Pictures stay out; everything else in the records below is copied exactly.

Collected data entries
(begin)

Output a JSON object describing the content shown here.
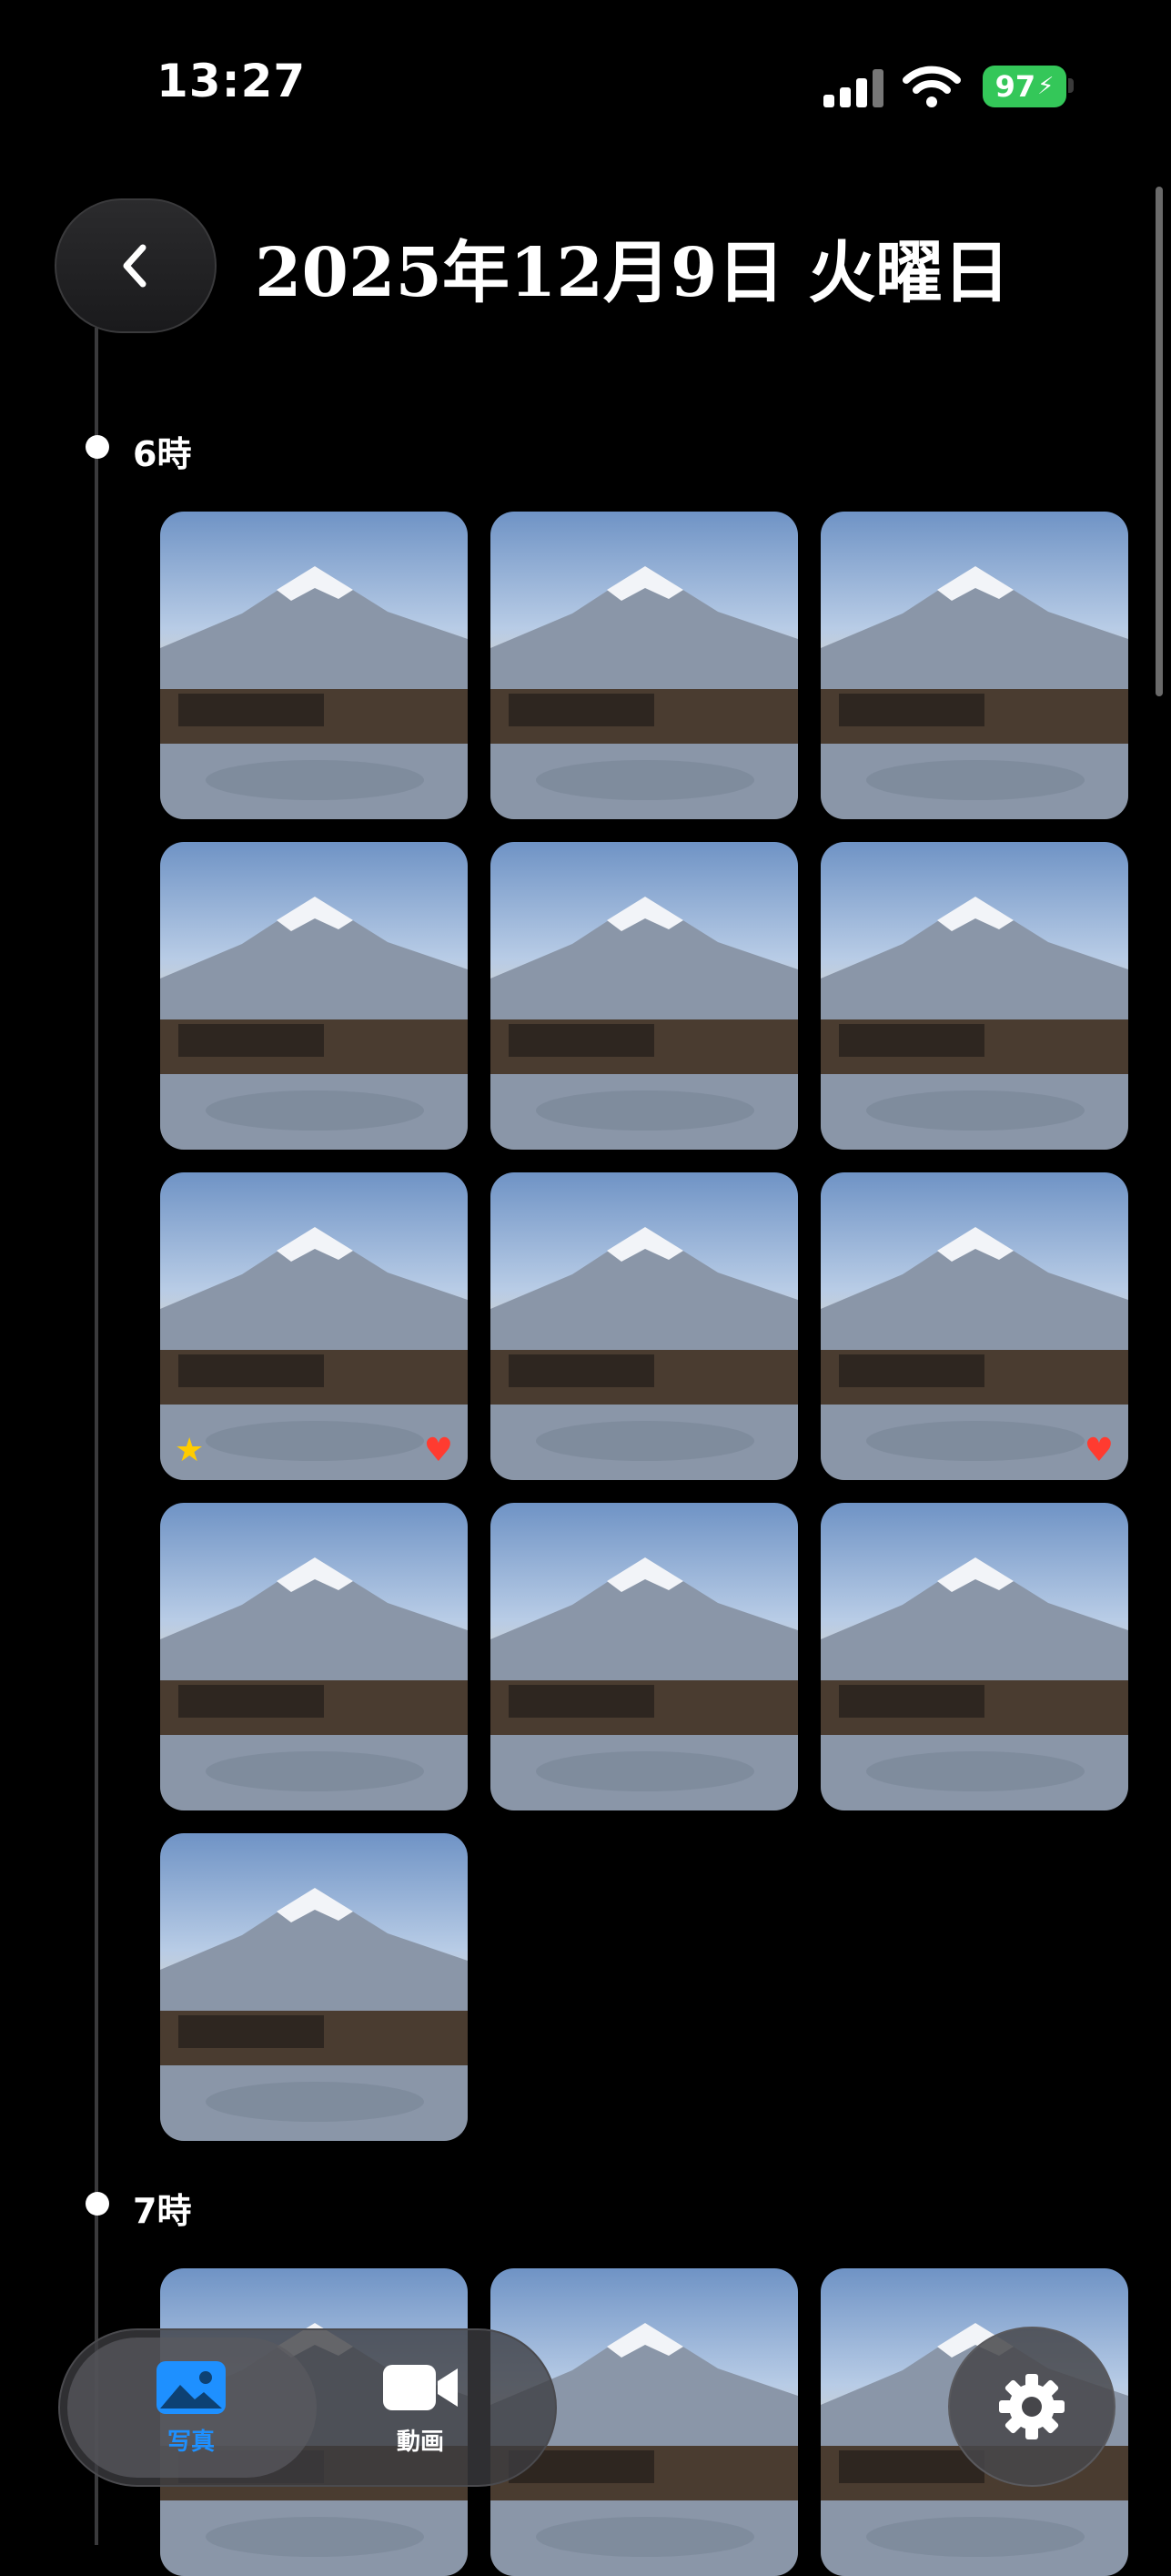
{
  "status_bar": {
    "time": "13:27",
    "battery": "97"
  },
  "header": {
    "title": "2025年12月9日 火曜日"
  },
  "sections": [
    {
      "hour": "6時"
    },
    {
      "hour": "7時"
    }
  ],
  "tabs": {
    "photos": "写真",
    "videos": "動画"
  },
  "colors": {
    "accent": "#1e90ff",
    "battery": "#34c759",
    "favorite": "#ff3b30",
    "star": "#ffcc00"
  },
  "icons": {
    "back": "chevron-left-icon",
    "photos": "photo-icon",
    "videos": "video-camera-icon",
    "settings": "gear-icon"
  }
}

(end)

Finished exercise:
Output a JSON object describing the content shown here.
{
  "status_bar": {
    "time": "13:27",
    "battery": "97"
  },
  "header": {
    "title": "2025年12月9日 火曜日"
  },
  "sections": [
    {
      "hour": "6時"
    },
    {
      "hour": "7時"
    }
  ],
  "tabs": {
    "photos": "写真",
    "videos": "動画"
  },
  "colors": {
    "accent": "#1e90ff",
    "battery": "#34c759",
    "favorite": "#ff3b30",
    "star": "#ffcc00"
  },
  "icons": {
    "back": "chevron-left-icon",
    "photos": "photo-icon",
    "videos": "video-camera-icon",
    "settings": "gear-icon"
  }
}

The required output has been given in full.